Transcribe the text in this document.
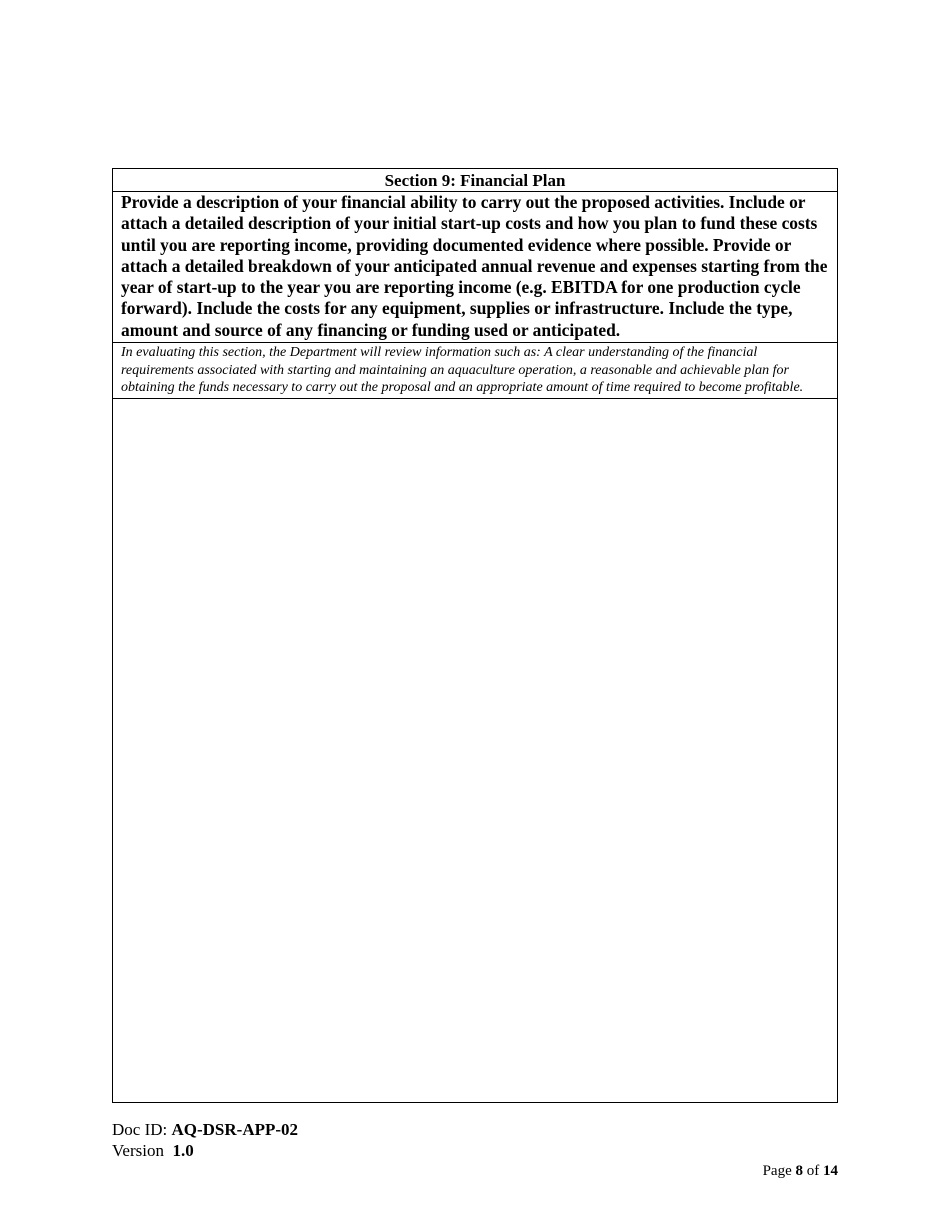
Section 9: Financial Plan
Provide a description of your financial ability to carry out the proposed activities. Include or attach a detailed description of your initial start-up costs and how you plan to fund these costs until you are reporting income, providing documented evidence where possible. Provide or attach a detailed breakdown of your anticipated annual revenue and expenses starting from the year of start-up to the year you are reporting income (e.g. EBITDA for one production cycle forward). Include the costs for any equipment, supplies or infrastructure. Include the type, amount and source of any financing or funding used or anticipated.
In evaluating this section, the Department will review information such as: A clear understanding of the financial requirements associated with starting and maintaining an aquaculture operation, a reasonable and achievable plan for obtaining the funds necessary to carry out the proposal and an appropriate amount of time required to become profitable.
Doc ID: AQ-DSR-APP-02
Version  1.0
Page 8 of 14
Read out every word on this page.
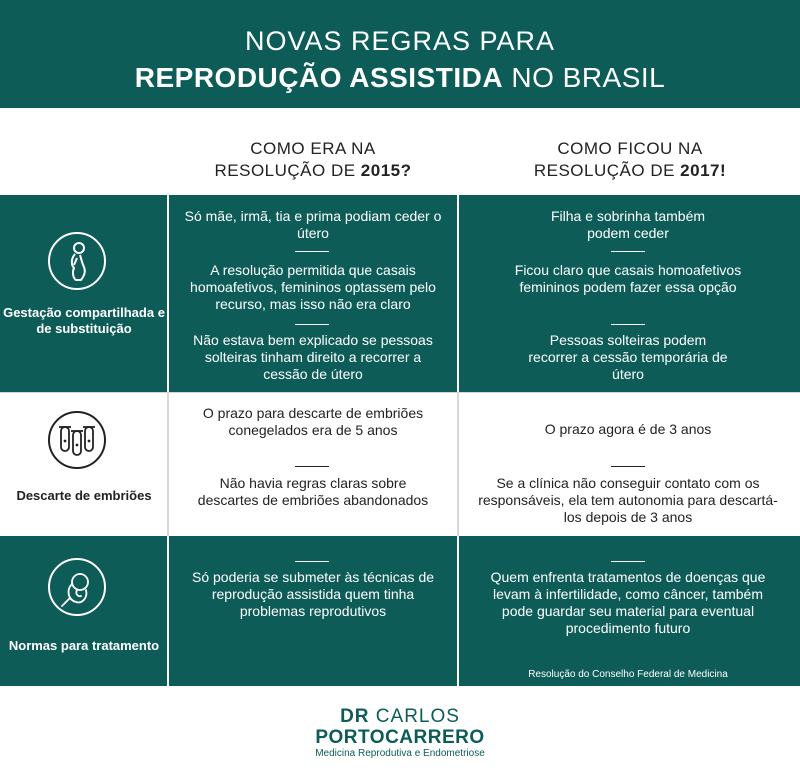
NOVAS REGRAS PARA
REPRODUÇÃO ASSISTIDA NO BRASIL
COMO ERA NA
RESOLUÇÃO DE 2015?
COMO FICOU NA
RESOLUÇÃO DE 2017!
Gestação compartilhada e de substituição
Só mãe, irmã, tia e prima podiam ceder o útero
A resolução permitida que casais homoafetivos, femininos optassem pelo recurso, mas isso não era claro
Não estava bem explicado se pessoas solteiras tinham direito a recorrer a cessão de útero
Filha e sobrinha também podem ceder
Ficou claro que casais homoafetivos femininos podem fazer essa opção
Pessoas solteiras podem recorrer a cessão temporária de útero
Descarte de embriões
O prazo para descarte de embriões conegelados era de 5 anos
Não havia regras claras sobre descartes de embriões abandonados
O prazo agora é de 3 anos
Se a clínica não conseguir contato com os responsáveis, ela tem autonomia para descartá-los depois de 3 anos
Normas para tratamento
Só poderia se submeter às técnicas de reprodução assistida quem tinha problemas reprodutivos
Quem enfrenta tratamentos de doenças que levam à infertilidade, como câncer, também pode guardar seu material para eventual procedimento futuro
Resolução do Conselho Federal de Medicina
DR CARLOS
PORTOCARRERO
Medicina Reprodutiva e Endometriose
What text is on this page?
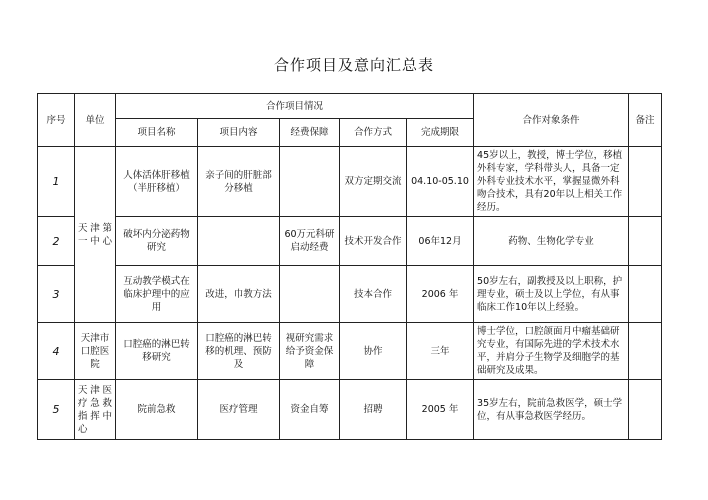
合作项目及意向汇总表
序号	单位	合作项目情况					合作对象条件	备注
		项目名称	项目内容	经费保障	合作方式	完成期限		
1	天津第一中心	人体活体肝移植（半肝移植）	亲子间的肝脏部分移植		双方定期交流	04.10-05.10	45岁以上，教授，博士学位，移植外科专家，学科带头人，具备一定外科专业技术水平，掌握显微外科吻合技术，具有20年以上相关工作经历。	
2		破坏内分泌药物研究		60万元科研启动经费	技术开发合作	06年12月	药物、生物化学专业	
3		互动教学模式在临床护理中的应用	改进，巾教方法		技本合作	2006 年	50岁左右，副教授及以上职称，护理专业，硕士及以上学位，有从事临床工作10年以上经验。	
4	天津市口腔医院	口腔癌的淋巴转移研究	口腔癌的淋巴转移的机理、预防及	视研究需求给予资金保障	协作	三年	博士学位，口腔颌面月中瘤基础研究专业，有国际先进的学术技术水平，并肩分子生物学及细胞学的基础研究及成果。	
5	天津医疗急救指挥中心	院前急救	医疗管理	资金自筹	招聘	2005 年	35岁左右，院前急救医学，硕士学位，有从事急救医学经历。	
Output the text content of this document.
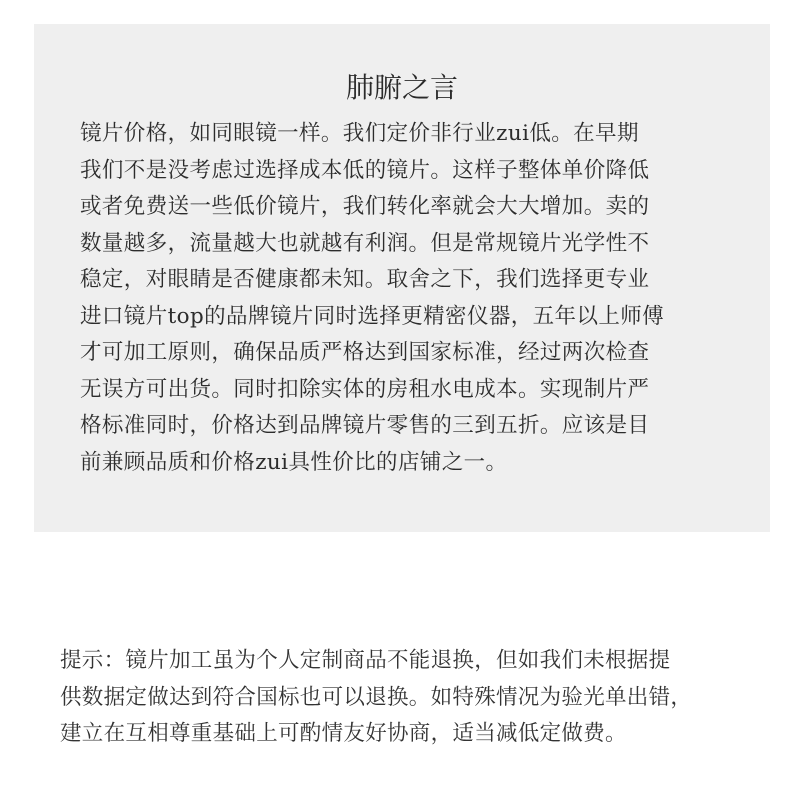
肺腑之言
镜片价格，如同眼镜一样。我们定价非行业zui低。在早期
我们不是没考虑过选择成本低的镜片。这样子整体单价降低
或者免费送一些低价镜片，我们转化率就会大大增加。卖的
数量越多，流量越大也就越有利润。但是常规镜片光学性不
稳定，对眼睛是否健康都未知。取舍之下，我们选择更专业
进口镜片top的品牌镜片同时选择更精密仪器，五年以上师傅
才可加工原则，确保品质严格达到国家标准，经过两次检查
无误方可出货。同时扣除实体的房租水电成本。实现制片严
格标准同时，价格达到品牌镜片零售的三到五折。应该是目
前兼顾品质和价格zui具性价比的店铺之一。
提示：镜片加工虽为个人定制商品不能退换，但如我们未根据提
供数据定做达到符合国标也可以退换。如特殊情况为验光单出错，
建立在互相尊重基础上可酌情友好协商，适当减低定做费。
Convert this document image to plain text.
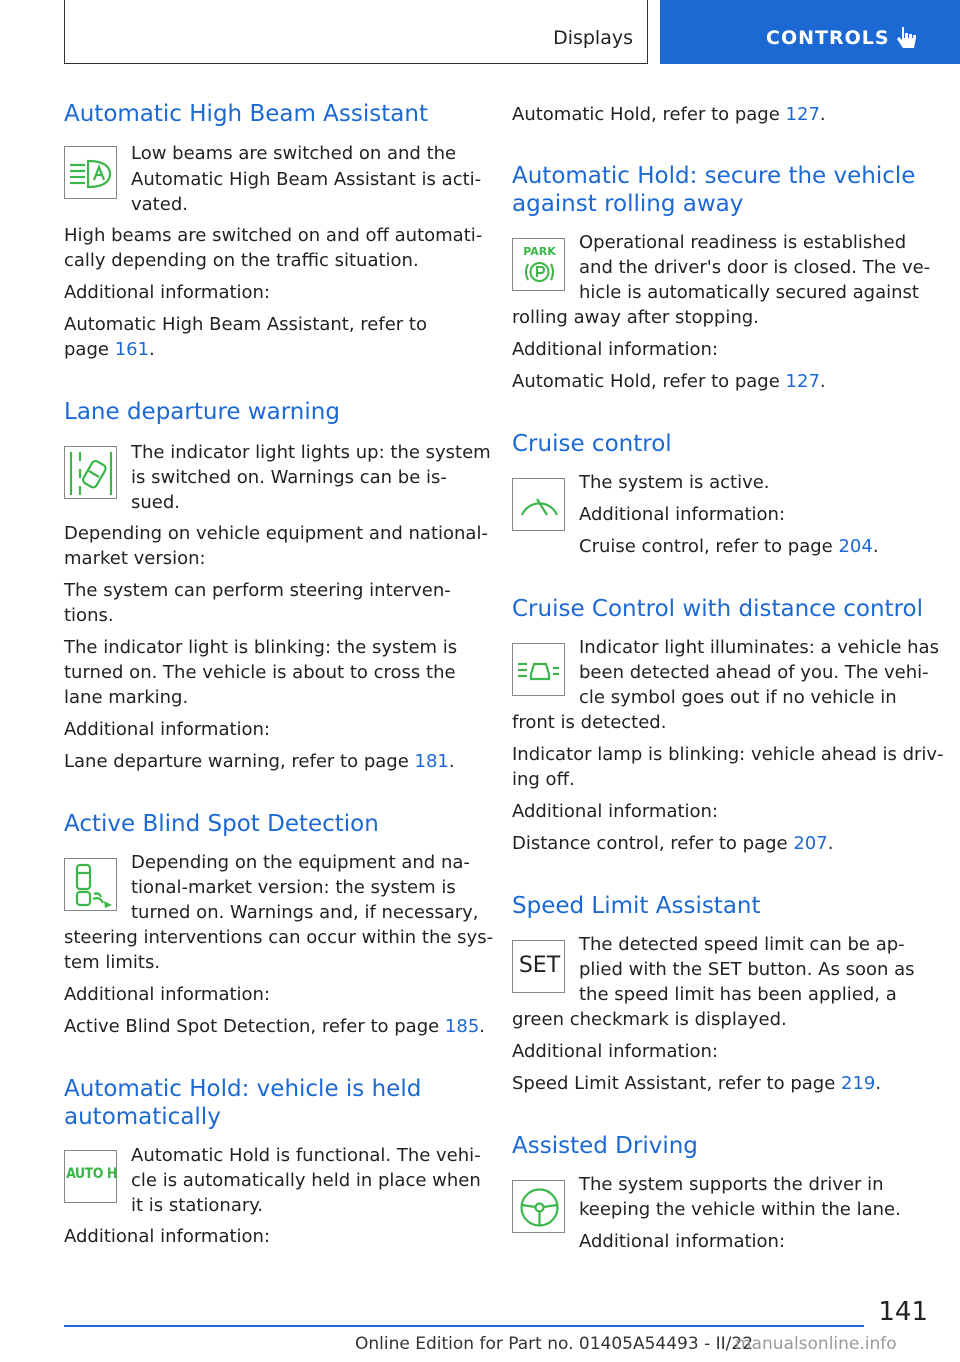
Displays	CONTROLS
Automatic High Beam Assistant

Low beams are switched on and the

Automatic High Beam Assistant is acti‐

vated.

High beams are switched on and off automati‐

cally depending on the traffic situation.

Additional information:

Automatic High Beam Assistant, refer to

page 161.

Lane departure warning

The indicator light lights up: the system

is switched on. Warnings can be is‐

sued.

Depending on vehicle equipment and national-

market version:

The system can perform steering interven‐

tions.

The indicator light is blinking: the system is

turned on. The vehicle is about to cross the

lane marking.

Additional information:

Lane departure warning, refer to page 181.

Active Blind Spot Detection

Depending on the equipment and na‐

tional-market version: the system is

turned on. Warnings and, if necessary,

steering interventions can occur within the sys‐

tem limits.

Additional information:

Active Blind Spot Detection, refer to page 185.

Automatic Hold: vehicle is held
automatically
AUTO H

Automatic Hold is functional. The vehi‐

cle is automatically held in place when

it is stationary.

Additional information:

Automatic Hold, refer to page 127.

Automatic Hold: secure the vehicle
against rolling away
PARK	Operational readiness is established

and the driver's door is closed. The ve‐

hicle is automatically secured against

rolling away after stopping.

Additional information:

Automatic Hold, refer to page 127.

Cruise control

The system is active.

Additional information:

Cruise control, refer to page 204.

Cruise Control with distance control

Indicator light illuminates: a vehicle has

been detected ahead of you. The vehi‐

cle symbol goes out if no vehicle in

front is detected.

Indicator lamp is blinking: vehicle ahead is driv‐

ing off.

Additional information:

Distance control, refer to page 207.

Speed Limit Assistant
SET

The detected speed limit can be ap‐

plied with the SET button. As soon as

the speed limit has been applied, a

green checkmark is displayed.

Additional information:

Speed Limit Assistant, refer to page 219.

Assisted Driving

The system supports the driver in

keeping the vehicle within the lane.

Additional information:

141
Online Edition for Part no. 01405A54493 - II/22
manualsonline.info
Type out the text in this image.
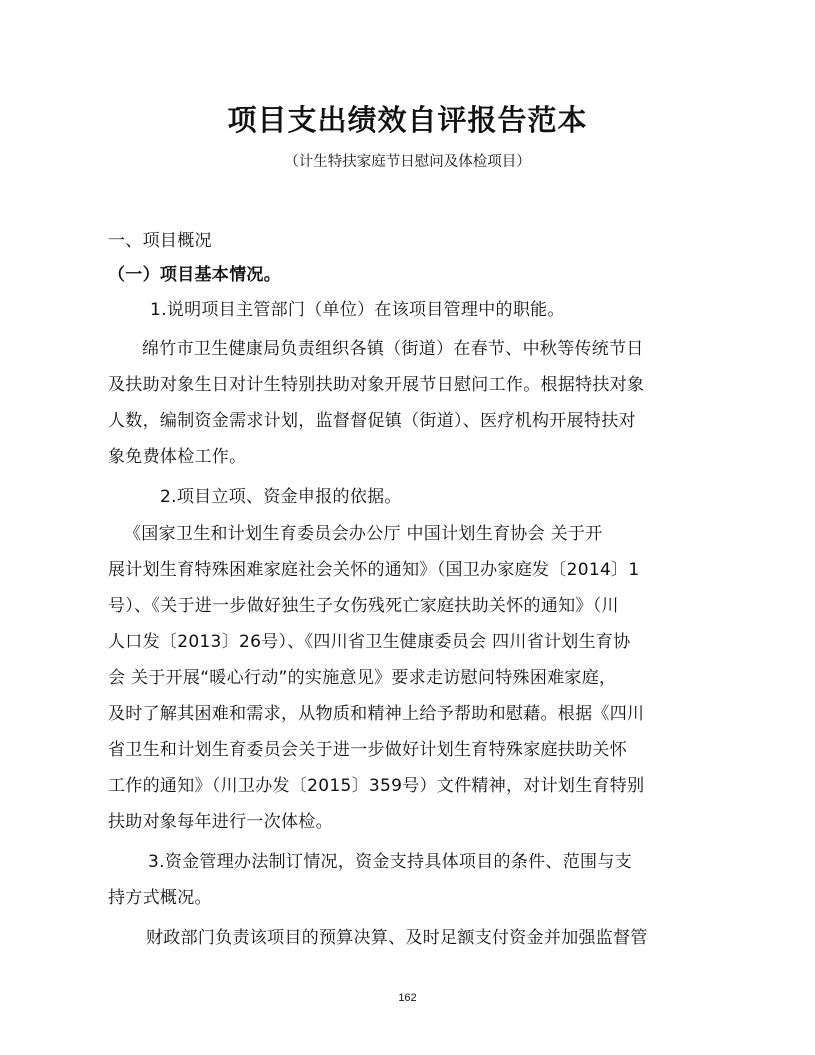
项目支出绩效自评报告范本
（计生特扶家庭节日慰问及体检项目）
一、项目概况
（一）项目基本情况。
1.说明项目主管部门（单位）在该项目管理中的职能。
绵竹市卫生健康局负责组织各镇（街道）在春节、中秋等传统节日
及扶助对象生日对计生特别扶助对象开展节日慰问工作。根据特扶对象
人数，编制资金需求计划，监督督促镇（街道）、医疗机构开展特扶对
象免费体检工作。
2.项目立项、资金申报的依据。
《国家卫生和计划生育委员会办公厅 中国计划生育协会 关于开
展计划生育特殊困难家庭社会关怀的通知》（国卫办家庭发〔2014〕1
号）、《关于进一步做好独生子女伤残死亡家庭扶助关怀的通知》（川
人口发〔2013〕26号）、《四川省卫生健康委员会 四川省计划生育协
会 关于开展“暖心行动”的实施意见》要求走访慰问特殊困难家庭，
及时了解其困难和需求，从物质和精神上给予帮助和慰藉。根据《四川
省卫生和计划生育委员会关于进一步做好计划生育特殊家庭扶助关怀
工作的通知》（川卫办发〔2015〕359号）文件精神，对计划生育特别
扶助对象每年进行一次体检。
3.资金管理办法制订情况，资金支持具体项目的条件、范围与支
持方式概况。
财政部门负责该项目的预算决算、及时足额支付资金并加强监督管
162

= = = = =

AIM: Reproduce every entry word for word, but omit the pictures.

THE OUTPUT:
Transcribe the text in this document.
Section 9: Financial Plan
Provide a description of your financial ability to carry out the proposed activities. Include or attach a detailed description of your initial start-up costs and how you plan to fund these costs until you are reporting income, providing documented evidence where possible. Provide or attach a detailed breakdown of your anticipated annual revenue and expenses starting from the year of start-up to the year you are reporting income (e.g. EBITDA for one production cycle forward). Include the costs for any equipment, supplies or infrastructure. Include the type, amount and source of any financing or funding used or anticipated.
In evaluating this section, the Department will review information such as: A clear understanding of the financial requirements associated with starting and maintaining an aquaculture operation, a reasonable and achievable plan for obtaining the funds necessary to carry out the proposal and an appropriate amount of time required to become profitable.
Doc ID: AQ-DSR-APP-02
Version  1.0
Page 8 of 14
Read out every word on this page.
NOVAS REGRAS PARA
REPRODUÇÃO ASSISTIDA NO BRASIL
COMO ERA NA
RESOLUÇÃO DE 2015?
COMO FICOU NA
RESOLUÇÃO DE 2017!
Gestação compartilhada e de substituição
Só mãe, irmã, tia e prima podiam ceder o útero
A resolução permitida que casais homoafetivos, femininos optassem pelo recurso, mas isso não era claro
Não estava bem explicado se pessoas solteiras tinham direito a recorrer a cessão de útero
Filha e sobrinha também podem ceder
Ficou claro que casais homoafetivos femininos podem fazer essa opção
Pessoas solteiras podem recorrer a cessão temporária de útero
Descarte de embriões
O prazo para descarte de embriões conegelados era de 5 anos
Não havia regras claras sobre descartes de embriões abandonados
O prazo agora é de 3 anos
Se a clínica não conseguir contato com os responsáveis, ela tem autonomia para descartá-los depois de 3 anos
Normas para tratamento
Só poderia se submeter às técnicas de reprodução assistida quem tinha problemas reprodutivos
Quem enfrenta tratamentos de doenças que levam à infertilidade, como câncer, também pode guardar seu material para eventual procedimento futuro
Resolução do Conselho Federal de Medicina
DR CARLOS
PORTOCARRERO
Medicina Reprodutiva e Endometriose
What text is on this page?
合作项目及意向汇总表
序号	单位	合作项目情况					合作对象条件	备注
		项目名称	项目内容	经费保障	合作方式	完成期限		
1	天津第一中心	人体活体肝移植（半肝移植）	亲子间的肝脏部分移植		双方定期交流	04.10-05.10	45岁以上，教授，博士学位，移植外科专家，学科带头人，具备一定外科专业技术水平，掌握显微外科吻合技术，具有20年以上相关工作经历。	
2		破坏内分泌药物研究		60万元科研启动经费	技术开发合作	06年12月	药物、生物化学专业	
3		互动教学模式在临床护理中的应用	改进，巾教方法		技本合作	2006 年	50岁左右，副教授及以上职称，护理专业，硕士及以上学位，有从事临床工作10年以上经验。	
4	天津市口腔医院	口腔癌的淋巴转移研究	口腔癌的淋巴转移的机理、预防及	视研究需求给予资金保障	协作	三年	博士学位，口腔颌面月中瘤基础研究专业，有国际先进的学术技术水平，并肩分子生物学及细胞学的基础研究及成果。	
5	天津医疗急救指挥中心	院前急救	医疗管理	资金自筹	招聘	2005 年	35岁左右，院前急救医学，硕士学位，有从事急救医学经历。	
Output the text content of this document.
肺腑之言
镜片价格，如同眼镜一样。我们定价非行业zui低。在早期
我们不是没考虑过选择成本低的镜片。这样子整体单价降低
或者免费送一些低价镜片，我们转化率就会大大增加。卖的
数量越多，流量越大也就越有利润。但是常规镜片光学性不
稳定，对眼睛是否健康都未知。取舍之下，我们选择更专业
进口镜片top的品牌镜片同时选择更精密仪器，五年以上师傅
才可加工原则，确保品质严格达到国家标准，经过两次检查
无误方可出货。同时扣除实体的房租水电成本。实现制片严
格标准同时，价格达到品牌镜片零售的三到五折。应该是目
前兼顾品质和价格zui具性价比的店铺之一。
提示：镜片加工虽为个人定制商品不能退换，但如我们未根据提
供数据定做达到符合国标也可以退换。如特殊情况为验光单出错，
建立在互相尊重基础上可酌情友好协商，适当减低定做费。
Convert this document image to plain text.
Displays	CONTROLS
Automatic High Beam Assistant

Low beams are switched on and the

Automatic High Beam Assistant is acti‐

vated.

High beams are switched on and off automati‐

cally depending on the traffic situation.

Additional information:

Automatic High Beam Assistant, refer to

page 161.

Lane departure warning

The indicator light lights up: the system

is switched on. Warnings can be is‐

sued.

Depending on vehicle equipment and national-

market version:

The system can perform steering interven‐

tions.

The indicator light is blinking: the system is

turned on. The vehicle is about to cross the

lane marking.

Additional information:

Lane departure warning, refer to page 181.

Active Blind Spot Detection

Depending on the equipment and na‐

tional-market version: the system is

turned on. Warnings and, if necessary,

steering interventions can occur within the sys‐

tem limits.

Additional information:

Active Blind Spot Detection, refer to page 185.

Automatic Hold: vehicle is held
automatically
AUTO H

Automatic Hold is functional. The vehi‐

cle is automatically held in place when

it is stationary.

Additional information:

Automatic Hold, refer to page 127.

Automatic Hold: secure the vehicle
against rolling away
PARK	Operational readiness is established

and the driver's door is closed. The ve‐

hicle is automatically secured against

rolling away after stopping.

Additional information:

Automatic Hold, refer to page 127.

Cruise control

The system is active.

Additional information:

Cruise control, refer to page 204.

Cruise Control with distance control

Indicator light illuminates: a vehicle has

been detected ahead of you. The vehi‐

cle symbol goes out if no vehicle in

front is detected.

Indicator lamp is blinking: vehicle ahead is driv‐

ing off.

Additional information:

Distance control, refer to page 207.

Speed Limit Assistant
SET

The detected speed limit can be ap‐

plied with the SET button. As soon as

the speed limit has been applied, a

green checkmark is displayed.

Additional information:

Speed Limit Assistant, refer to page 219.

Assisted Driving

The system supports the driver in

keeping the vehicle within the lane.

Additional information:

141
Online Edition for Part no. 01405A54493 - II/22
manualsonline.info
Type out the text in this image.
项目支出绩效自评报告范本
（计生特扶家庭节日慰问及体检项目）
一、项目概况
（一）项目基本情况。
1.说明项目主管部门（单位）在该项目管理中的职能。
绵竹市卫生健康局负责组织各镇（街道）在春节、中秋等传统节日
及扶助对象生日对计生特别扶助对象开展节日慰问工作。根据特扶对象
人数，编制资金需求计划，监督督促镇（街道）、医疗机构开展特扶对
象免费体检工作。
2.项目立项、资金申报的依据。
《国家卫生和计划生育委员会办公厅 中国计划生育协会 关于开
展计划生育特殊困难家庭社会关怀的通知》（国卫办家庭发〔2014〕1
号）、《关于进一步做好独生子女伤残死亡家庭扶助关怀的通知》（川
人口发〔2013〕26号）、《四川省卫生健康委员会 四川省计划生育协
会 关于开展“暖心行动”的实施意见》要求走访慰问特殊困难家庭，
及时了解其困难和需求，从物质和精神上给予帮助和慰藉。根据《四川
省卫生和计划生育委员会关于进一步做好计划生育特殊家庭扶助关怀
工作的通知》（川卫办发〔2015〕359号）文件精神，对计划生育特别
扶助对象每年进行一次体检。
3.资金管理办法制订情况，资金支持具体项目的条件、范围与支
持方式概况。
财政部门负责该项目的预算决算、及时足额支付资金并加强监督管
162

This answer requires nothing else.